--- OBJECTIVE ---
The listing below should be printed exactly, every line of it. Skip the pictures.

--- MATERIAL FOR THE TASK ---
◆ ◆ ◆ ◆
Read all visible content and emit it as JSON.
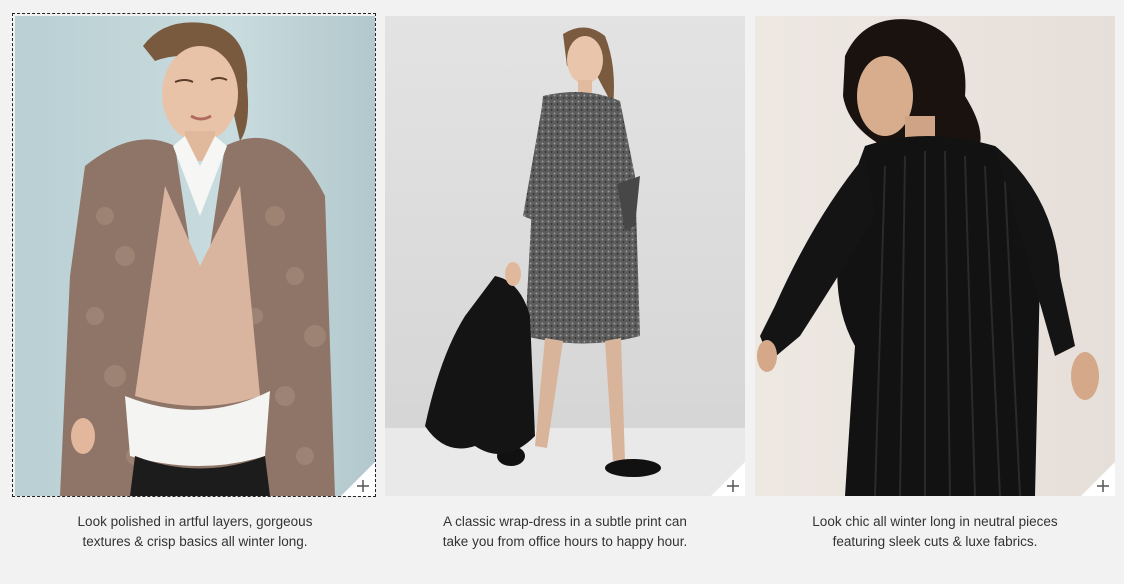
{
  "cards": [
    {
      "caption_line1": "Look polished in artful layers, gorgeous",
      "caption_line2": "textures & crisp basics all winter long.",
      "expand_icon": "plus-icon"
    },
    {
      "caption_line1": "A classic wrap-dress in a subtle print can",
      "caption_line2": "take you from office hours to happy hour.",
      "expand_icon": "plus-icon"
    },
    {
      "caption_line1": "Look chic all winter long in neutral pieces",
      "caption_line2": "featuring sleek cuts & luxe fabrics.",
      "expand_icon": "plus-icon"
    }
  ],
  "colors": {
    "page_background": "#f2f2f2",
    "caption_text": "#333333",
    "photo1_backdrop": "#c6d8db",
    "photo2_backdrop": "#dcdcdc",
    "photo3_backdrop": "#ece6e1"
  }
}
◆ ◆ ◆ ◆
--- FINISHED ANSWER ---
Read all visible content and emit it as JSON.
{
  "cards": [
    {
      "caption_line1": "Look polished in artful layers, gorgeous",
      "caption_line2": "textures & crisp basics all winter long.",
      "expand_icon": "plus-icon"
    },
    {
      "caption_line1": "A classic wrap-dress in a subtle print can",
      "caption_line2": "take you from office hours to happy hour.",
      "expand_icon": "plus-icon"
    },
    {
      "caption_line1": "Look chic all winter long in neutral pieces",
      "caption_line2": "featuring sleek cuts & luxe fabrics.",
      "expand_icon": "plus-icon"
    }
  ],
  "colors": {
    "page_background": "#f2f2f2",
    "caption_text": "#333333",
    "photo1_backdrop": "#c6d8db",
    "photo2_backdrop": "#dcdcdc",
    "photo3_backdrop": "#ece6e1"
  }
}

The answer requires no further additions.